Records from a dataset
• • •

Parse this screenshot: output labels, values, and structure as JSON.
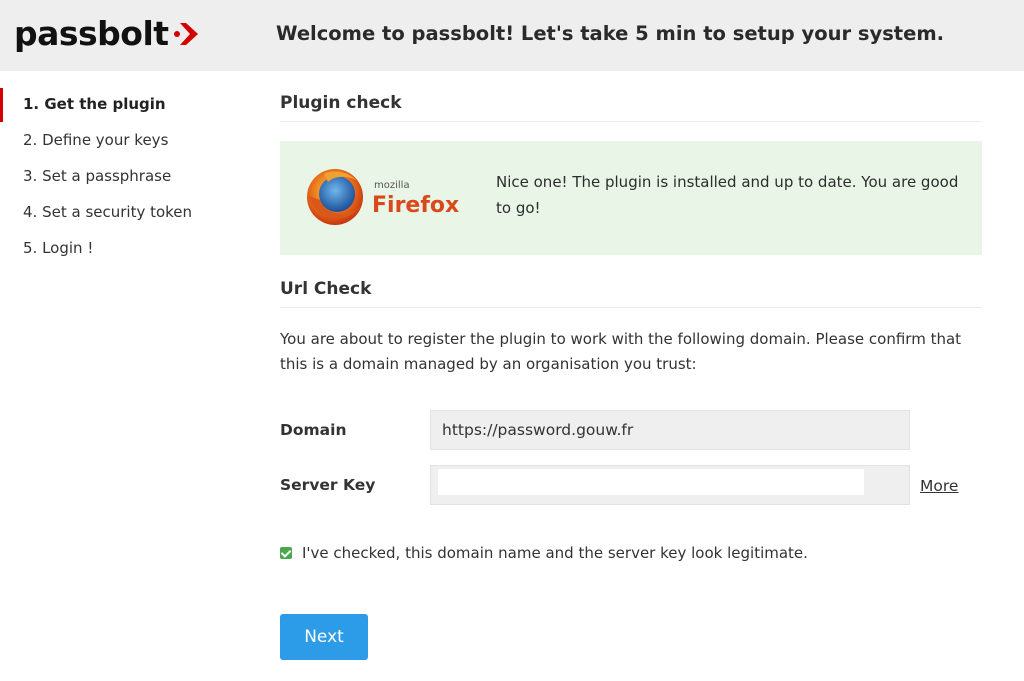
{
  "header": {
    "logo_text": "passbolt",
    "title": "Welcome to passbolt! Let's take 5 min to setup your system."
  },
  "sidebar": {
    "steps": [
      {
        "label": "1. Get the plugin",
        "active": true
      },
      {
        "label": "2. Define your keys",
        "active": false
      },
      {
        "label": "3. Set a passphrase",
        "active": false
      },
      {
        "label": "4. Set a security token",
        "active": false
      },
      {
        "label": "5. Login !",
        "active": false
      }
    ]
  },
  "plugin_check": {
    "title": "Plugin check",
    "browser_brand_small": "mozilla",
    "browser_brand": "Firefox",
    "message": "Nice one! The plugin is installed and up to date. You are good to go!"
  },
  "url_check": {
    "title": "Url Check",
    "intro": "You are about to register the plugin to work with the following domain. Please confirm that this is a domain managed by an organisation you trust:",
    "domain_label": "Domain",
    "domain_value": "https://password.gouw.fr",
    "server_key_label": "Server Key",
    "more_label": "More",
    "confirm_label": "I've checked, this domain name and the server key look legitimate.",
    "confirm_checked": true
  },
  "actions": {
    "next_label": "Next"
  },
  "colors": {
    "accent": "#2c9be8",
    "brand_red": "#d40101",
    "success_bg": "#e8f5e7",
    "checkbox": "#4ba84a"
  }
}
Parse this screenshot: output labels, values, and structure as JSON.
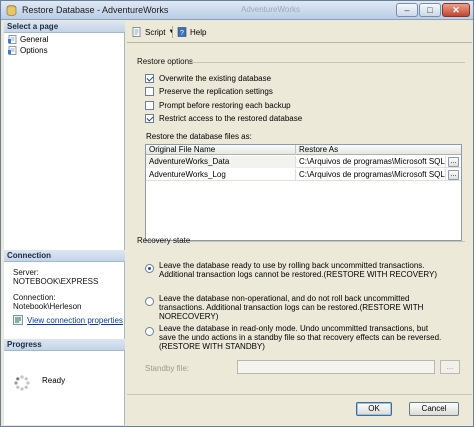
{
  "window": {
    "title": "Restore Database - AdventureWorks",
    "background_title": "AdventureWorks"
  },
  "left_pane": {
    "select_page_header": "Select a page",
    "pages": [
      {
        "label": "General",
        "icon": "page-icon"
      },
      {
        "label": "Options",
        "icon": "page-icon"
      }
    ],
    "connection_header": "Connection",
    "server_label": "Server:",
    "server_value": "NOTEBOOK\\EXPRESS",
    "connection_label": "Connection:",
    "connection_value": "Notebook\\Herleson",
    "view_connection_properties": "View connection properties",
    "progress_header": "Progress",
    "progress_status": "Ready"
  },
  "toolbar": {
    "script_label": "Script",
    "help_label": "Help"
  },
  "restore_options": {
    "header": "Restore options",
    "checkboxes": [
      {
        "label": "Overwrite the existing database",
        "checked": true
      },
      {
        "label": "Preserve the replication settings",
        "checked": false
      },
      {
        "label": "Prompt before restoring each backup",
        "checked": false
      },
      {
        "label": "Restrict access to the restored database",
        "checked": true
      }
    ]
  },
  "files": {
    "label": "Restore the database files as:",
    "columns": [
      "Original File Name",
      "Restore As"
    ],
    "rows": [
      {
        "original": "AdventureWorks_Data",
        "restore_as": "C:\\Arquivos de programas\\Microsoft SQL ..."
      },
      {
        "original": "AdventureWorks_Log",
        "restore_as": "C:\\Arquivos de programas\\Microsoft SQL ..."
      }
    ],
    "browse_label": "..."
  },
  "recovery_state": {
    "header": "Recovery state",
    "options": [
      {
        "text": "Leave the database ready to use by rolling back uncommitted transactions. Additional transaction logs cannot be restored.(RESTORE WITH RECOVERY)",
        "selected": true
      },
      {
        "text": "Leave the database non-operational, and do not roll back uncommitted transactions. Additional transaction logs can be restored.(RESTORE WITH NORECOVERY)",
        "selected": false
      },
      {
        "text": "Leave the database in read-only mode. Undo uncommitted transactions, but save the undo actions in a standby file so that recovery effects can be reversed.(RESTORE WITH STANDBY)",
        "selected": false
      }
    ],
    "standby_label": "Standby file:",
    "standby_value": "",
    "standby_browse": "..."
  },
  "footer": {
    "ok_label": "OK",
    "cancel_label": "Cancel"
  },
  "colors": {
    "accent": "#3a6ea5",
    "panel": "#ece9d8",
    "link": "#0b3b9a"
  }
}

• • •

# EXERCISE BRIEF
Pictures in the records above are left out; print everything else exactly as written.

# THE ANSWER
Parse this screenshot: output labels, values, and structure as JSON.
{
  "header": {
    "logo_text": "passbolt",
    "title": "Welcome to passbolt! Let's take 5 min to setup your system."
  },
  "sidebar": {
    "steps": [
      {
        "label": "1. Get the plugin",
        "active": true
      },
      {
        "label": "2. Define your keys",
        "active": false
      },
      {
        "label": "3. Set a passphrase",
        "active": false
      },
      {
        "label": "4. Set a security token",
        "active": false
      },
      {
        "label": "5. Login !",
        "active": false
      }
    ]
  },
  "plugin_check": {
    "title": "Plugin check",
    "browser_brand_small": "mozilla",
    "browser_brand": "Firefox",
    "message": "Nice one! The plugin is installed and up to date. You are good to go!"
  },
  "url_check": {
    "title": "Url Check",
    "intro": "You are about to register the plugin to work with the following domain. Please confirm that this is a domain managed by an organisation you trust:",
    "domain_label": "Domain",
    "domain_value": "https://password.gouw.fr",
    "server_key_label": "Server Key",
    "more_label": "More",
    "confirm_label": "I've checked, this domain name and the server key look legitimate.",
    "confirm_checked": true
  },
  "actions": {
    "next_label": "Next"
  },
  "colors": {
    "accent": "#2c9be8",
    "brand_red": "#d40101",
    "success_bg": "#e8f5e7",
    "checkbox": "#4ba84a"
  }
}
Parse this screenshot: output labels, values, and structure as JSON.
{
  "window": {
    "title": "Restore Database - AdventureWorks",
    "background_title": "AdventureWorks"
  },
  "left_pane": {
    "select_page_header": "Select a page",
    "pages": [
      {
        "label": "General",
        "icon": "page-icon"
      },
      {
        "label": "Options",
        "icon": "page-icon"
      }
    ],
    "connection_header": "Connection",
    "server_label": "Server:",
    "server_value": "NOTEBOOK\\EXPRESS",
    "connection_label": "Connection:",
    "connection_value": "Notebook\\Herleson",
    "view_connection_properties": "View connection properties",
    "progress_header": "Progress",
    "progress_status": "Ready"
  },
  "toolbar": {
    "script_label": "Script",
    "help_label": "Help"
  },
  "restore_options": {
    "header": "Restore options",
    "checkboxes": [
      {
        "label": "Overwrite the existing database",
        "checked": true
      },
      {
        "label": "Preserve the replication settings",
        "checked": false
      },
      {
        "label": "Prompt before restoring each backup",
        "checked": false
      },
      {
        "label": "Restrict access to the restored database",
        "checked": true
      }
    ]
  },
  "files": {
    "label": "Restore the database files as:",
    "columns": [
      "Original File Name",
      "Restore As"
    ],
    "rows": [
      {
        "original": "AdventureWorks_Data",
        "restore_as": "C:\\Arquivos de programas\\Microsoft SQL ..."
      },
      {
        "original": "AdventureWorks_Log",
        "restore_as": "C:\\Arquivos de programas\\Microsoft SQL ..."
      }
    ],
    "browse_label": "..."
  },
  "recovery_state": {
    "header": "Recovery state",
    "options": [
      {
        "text": "Leave the database ready to use by rolling back uncommitted transactions. Additional transaction logs cannot be restored.(RESTORE WITH RECOVERY)",
        "selected": true
      },
      {
        "text": "Leave the database non-operational, and do not roll back uncommitted transactions. Additional transaction logs can be restored.(RESTORE WITH NORECOVERY)",
        "selected": false
      },
      {
        "text": "Leave the database in read-only mode. Undo uncommitted transactions, but save the undo actions in a standby file so that recovery effects can be reversed.(RESTORE WITH STANDBY)",
        "selected": false
      }
    ],
    "standby_label": "Standby file:",
    "standby_value": "",
    "standby_browse": "..."
  },
  "footer": {
    "ok_label": "OK",
    "cancel_label": "Cancel"
  },
  "colors": {
    "accent": "#3a6ea5",
    "panel": "#ece9d8",
    "link": "#0b3b9a"
  }
}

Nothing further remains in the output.